Now my main concern is that the weather will change drastically during the April and that we'll get frost temperatures again. Let's hope the moody March weather will continue during the April but with more rain.

Wednesday, March 22, 2017

The beauty is in details

Spring is finally here.
Although we had a very warm March nature can't be fooled and there were no blooming trees or flowers until this week. Now that the spring came nature is showing it's first signs of awakening.
Orchard is filled with Alpine squills, Primroses, Lungworts and Sweet violets.

Wildflowers aren't the only ones waking up. Bergenia, Forsythia, Hyacinths and Daffodils are bringing the much-needed color to our still gray gardens.

Trees are also slowly waking up, although there are still no green trees in the woods, fruits have started forming their first flowers. Apricots, Pears, Plums and Peaches are starting to dress our trees in beautiful and gentle petal dresses

Saturday, March 18, 2017

Busy 24/7

The beginning of a gardening season is always the busiest time of the year. With all the sowing and planting there is an issue with fixing the damage winter left behind.
Luckily this year we had a nice and warm beginning of March so all the work was done on time.
I managed to finish all the orchard work. Pruning was finished in a week and a half and raking and cleaning fallen branches were done this week.


I've also managed to do all the garden sowing. Peas ( American wonder and Villo) were sown this Tuesday and carrots, onions and lettuce were sown on Wednesday.

The only problem with this weeks sowing is the fact that we desperately need some rain. The soil is extremely dry for this time of the year.

Before winter I left some covered lettuce and carrots that were too small to be harvested. I covered them with agrotextile but I was a bit skeptical with the result of the covering, mainly because we had a very cold winter.
But still, most of my lettuce and the carrots survived.

 I'll leave the lettuce another 14 days and then I will have to harvest it to plant potatoes and carrots will be harvested until May when it will be the time to transplant peppers.

Wednesday, March 8, 2017

Azoychka - the yellow queen of high altitude gardens

Azoychka, also known as Golden borage(Zolotoy Borago) was first discovered by an amateur gardener Kruglova in 1980. The name of this Russian heirloom has been a big debate during the years.
Russian word "Азоюшка" (meaning Azoyushka) has been incorrectly transcripted to "Azoychka".

Material shown
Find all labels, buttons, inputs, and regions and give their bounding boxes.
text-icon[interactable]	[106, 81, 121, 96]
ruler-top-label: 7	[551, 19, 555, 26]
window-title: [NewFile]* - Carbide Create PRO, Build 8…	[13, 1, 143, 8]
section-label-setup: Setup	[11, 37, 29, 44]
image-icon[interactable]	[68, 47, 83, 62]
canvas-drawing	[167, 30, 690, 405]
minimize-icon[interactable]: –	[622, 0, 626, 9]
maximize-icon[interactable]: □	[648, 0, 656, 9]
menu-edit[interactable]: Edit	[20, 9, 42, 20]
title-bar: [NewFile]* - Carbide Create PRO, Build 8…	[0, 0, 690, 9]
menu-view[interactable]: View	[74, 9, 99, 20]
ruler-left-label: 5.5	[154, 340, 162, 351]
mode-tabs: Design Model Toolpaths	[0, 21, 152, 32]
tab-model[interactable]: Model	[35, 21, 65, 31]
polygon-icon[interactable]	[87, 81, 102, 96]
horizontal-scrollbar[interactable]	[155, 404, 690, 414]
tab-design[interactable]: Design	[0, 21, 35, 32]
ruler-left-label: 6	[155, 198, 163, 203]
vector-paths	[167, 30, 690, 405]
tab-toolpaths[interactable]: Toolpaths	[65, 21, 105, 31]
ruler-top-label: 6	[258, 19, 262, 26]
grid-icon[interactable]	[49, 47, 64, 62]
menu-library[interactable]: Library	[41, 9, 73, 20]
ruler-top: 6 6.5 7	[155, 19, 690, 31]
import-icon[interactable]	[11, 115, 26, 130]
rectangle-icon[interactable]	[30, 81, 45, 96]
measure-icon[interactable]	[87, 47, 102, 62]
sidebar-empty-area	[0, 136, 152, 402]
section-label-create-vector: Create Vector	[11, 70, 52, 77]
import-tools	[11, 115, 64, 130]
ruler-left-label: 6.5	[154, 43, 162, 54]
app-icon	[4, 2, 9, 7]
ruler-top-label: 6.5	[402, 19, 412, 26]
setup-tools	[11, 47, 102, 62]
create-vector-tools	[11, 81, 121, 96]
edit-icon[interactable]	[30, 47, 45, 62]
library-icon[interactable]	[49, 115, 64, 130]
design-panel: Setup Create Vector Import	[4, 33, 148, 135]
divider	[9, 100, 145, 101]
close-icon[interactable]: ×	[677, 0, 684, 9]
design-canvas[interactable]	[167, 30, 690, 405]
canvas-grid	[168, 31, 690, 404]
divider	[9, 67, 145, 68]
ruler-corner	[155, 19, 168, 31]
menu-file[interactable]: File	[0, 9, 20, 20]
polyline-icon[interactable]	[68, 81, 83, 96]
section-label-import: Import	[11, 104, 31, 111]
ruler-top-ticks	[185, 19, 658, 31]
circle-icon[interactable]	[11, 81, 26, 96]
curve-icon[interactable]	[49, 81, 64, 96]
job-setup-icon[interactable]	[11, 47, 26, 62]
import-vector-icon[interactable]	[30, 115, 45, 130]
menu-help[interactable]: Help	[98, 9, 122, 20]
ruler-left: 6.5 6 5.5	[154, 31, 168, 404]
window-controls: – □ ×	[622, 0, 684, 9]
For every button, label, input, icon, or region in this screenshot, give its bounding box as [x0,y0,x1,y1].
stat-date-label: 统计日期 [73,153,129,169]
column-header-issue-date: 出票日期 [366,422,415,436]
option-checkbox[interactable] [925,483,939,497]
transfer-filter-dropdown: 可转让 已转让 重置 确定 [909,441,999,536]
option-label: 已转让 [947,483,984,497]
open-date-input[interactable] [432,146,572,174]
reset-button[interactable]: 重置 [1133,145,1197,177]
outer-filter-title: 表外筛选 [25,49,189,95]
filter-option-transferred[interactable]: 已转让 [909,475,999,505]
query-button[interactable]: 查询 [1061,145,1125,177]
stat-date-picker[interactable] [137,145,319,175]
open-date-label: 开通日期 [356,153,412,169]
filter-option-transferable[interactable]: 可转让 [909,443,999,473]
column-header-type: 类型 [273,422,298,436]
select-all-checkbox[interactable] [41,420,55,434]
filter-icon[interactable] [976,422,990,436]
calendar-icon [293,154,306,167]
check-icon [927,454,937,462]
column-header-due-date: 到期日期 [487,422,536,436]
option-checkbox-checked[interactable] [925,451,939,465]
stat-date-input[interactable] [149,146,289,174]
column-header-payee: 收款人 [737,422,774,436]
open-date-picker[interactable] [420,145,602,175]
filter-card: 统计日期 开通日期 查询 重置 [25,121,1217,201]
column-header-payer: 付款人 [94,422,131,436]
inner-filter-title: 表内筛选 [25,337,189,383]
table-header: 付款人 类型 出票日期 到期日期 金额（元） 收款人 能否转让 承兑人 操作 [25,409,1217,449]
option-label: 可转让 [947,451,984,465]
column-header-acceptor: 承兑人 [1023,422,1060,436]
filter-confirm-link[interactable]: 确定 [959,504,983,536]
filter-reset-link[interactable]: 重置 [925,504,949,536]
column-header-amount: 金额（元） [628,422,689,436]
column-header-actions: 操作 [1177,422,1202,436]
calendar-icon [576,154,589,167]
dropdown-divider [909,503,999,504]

Exercise tasks
- 1) Say whether each statement agrees with the gardening blog excerpt, and quote the exact words of the excerpt that decide it. (a) The soil was unusually dry for the time of year. (b) Most of the lettuce and carrots left under cover over the winter died. (c) Pruning took two weeks.
- 2) Write out the stretch of the gardening blog excerpt from "Trees are also" through "winter left behind.".

Outputs by task
- 1)
(a) Yes: "The soil is extremely dry for this time of the year."
(b) No: "But still, most of my lettuce and the carrots survived."
(c) No: "Pruning was finished in a week and a half"

- 2)
Trees are also slowly waking up, although there are still no green trees in the woods, fruits have started forming their first flowers. Apricots, Pears, Plums and Peaches are starting to dress our trees in beautiful and gentle petal dresses

Saturday, March 18, 2017

Busy 24/7

The beginning of a gardening season is always the busiest time of the year. With all the sowing and planting there is an issue with fixing the damage winter left behind.